>> Start RECORDS FOR THE TASK

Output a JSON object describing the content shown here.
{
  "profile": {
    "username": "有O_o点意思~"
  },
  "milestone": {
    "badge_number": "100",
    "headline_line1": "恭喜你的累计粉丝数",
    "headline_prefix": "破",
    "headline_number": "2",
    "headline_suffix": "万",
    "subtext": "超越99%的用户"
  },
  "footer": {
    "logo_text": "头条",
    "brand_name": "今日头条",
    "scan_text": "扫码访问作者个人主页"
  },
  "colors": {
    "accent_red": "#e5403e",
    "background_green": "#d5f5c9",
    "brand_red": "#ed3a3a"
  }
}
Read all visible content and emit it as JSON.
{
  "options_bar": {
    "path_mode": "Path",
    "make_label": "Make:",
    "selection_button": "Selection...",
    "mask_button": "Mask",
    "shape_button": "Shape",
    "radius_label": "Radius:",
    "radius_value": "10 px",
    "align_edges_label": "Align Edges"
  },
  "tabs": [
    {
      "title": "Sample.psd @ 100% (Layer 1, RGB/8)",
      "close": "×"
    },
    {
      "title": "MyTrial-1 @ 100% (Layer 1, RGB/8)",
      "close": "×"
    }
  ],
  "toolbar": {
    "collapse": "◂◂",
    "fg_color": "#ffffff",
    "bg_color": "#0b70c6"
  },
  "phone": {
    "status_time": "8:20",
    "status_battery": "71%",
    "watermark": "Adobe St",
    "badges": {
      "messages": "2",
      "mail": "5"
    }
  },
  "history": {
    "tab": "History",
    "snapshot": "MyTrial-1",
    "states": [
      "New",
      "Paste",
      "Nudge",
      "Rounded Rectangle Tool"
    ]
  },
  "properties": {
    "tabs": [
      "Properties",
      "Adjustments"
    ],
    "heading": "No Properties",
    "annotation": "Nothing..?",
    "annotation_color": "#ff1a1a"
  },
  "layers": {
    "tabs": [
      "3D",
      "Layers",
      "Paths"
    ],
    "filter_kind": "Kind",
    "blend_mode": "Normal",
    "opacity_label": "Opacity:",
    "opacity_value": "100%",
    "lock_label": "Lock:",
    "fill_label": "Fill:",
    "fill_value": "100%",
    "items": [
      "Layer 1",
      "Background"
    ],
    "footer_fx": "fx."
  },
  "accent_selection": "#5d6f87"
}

>> End RECORDS FOR THE TASK

AIM OF THE TASK:
Repeat all of the entries exactly.

SOLUTION BELOW:
Output a JSON object describing the content shown here.
{
  "profile": {
    "username": "有O_o点意思~"
  },
  "milestone": {
    "badge_number": "100",
    "headline_line1": "恭喜你的累计粉丝数",
    "headline_prefix": "破",
    "headline_number": "2",
    "headline_suffix": "万",
    "subtext": "超越99%的用户"
  },
  "footer": {
    "logo_text": "头条",
    "brand_name": "今日头条",
    "scan_text": "扫码访问作者个人主页"
  },
  "colors": {
    "accent_red": "#e5403e",
    "background_green": "#d5f5c9",
    "brand_red": "#ed3a3a"
  }
}
Read all visible content and emit it as JSON.
{
  "options_bar": {
    "path_mode": "Path",
    "make_label": "Make:",
    "selection_button": "Selection...",
    "mask_button": "Mask",
    "shape_button": "Shape",
    "radius_label": "Radius:",
    "radius_value": "10 px",
    "align_edges_label": "Align Edges"
  },
  "tabs": [
    {
      "title": "Sample.psd @ 100% (Layer 1, RGB/8)",
      "close": "×"
    },
    {
      "title": "MyTrial-1 @ 100% (Layer 1, RGB/8)",
      "close": "×"
    }
  ],
  "toolbar": {
    "collapse": "◂◂",
    "fg_color": "#ffffff",
    "bg_color": "#0b70c6"
  },
  "phone": {
    "status_time": "8:20",
    "status_battery": "71%",
    "watermark": "Adobe St",
    "badges": {
      "messages": "2",
      "mail": "5"
    }
  },
  "history": {
    "tab": "History",
    "snapshot": "MyTrial-1",
    "states": [
      "New",
      "Paste",
      "Nudge",
      "Rounded Rectangle Tool"
    ]
  },
  "properties": {
    "tabs": [
      "Properties",
      "Adjustments"
    ],
    "heading": "No Properties",
    "annotation": "Nothing..?",
    "annotation_color": "#ff1a1a"
  },
  "layers": {
    "tabs": [
      "3D",
      "Layers",
      "Paths"
    ],
    "filter_kind": "Kind",
    "blend_mode": "Normal",
    "opacity_label": "Opacity:",
    "opacity_value": "100%",
    "lock_label": "Lock:",
    "fill_label": "Fill:",
    "fill_value": "100%",
    "items": [
      "Layer 1",
      "Background"
    ],
    "footer_fx": "fx."
  },
  "accent_selection": "#5d6f87"
}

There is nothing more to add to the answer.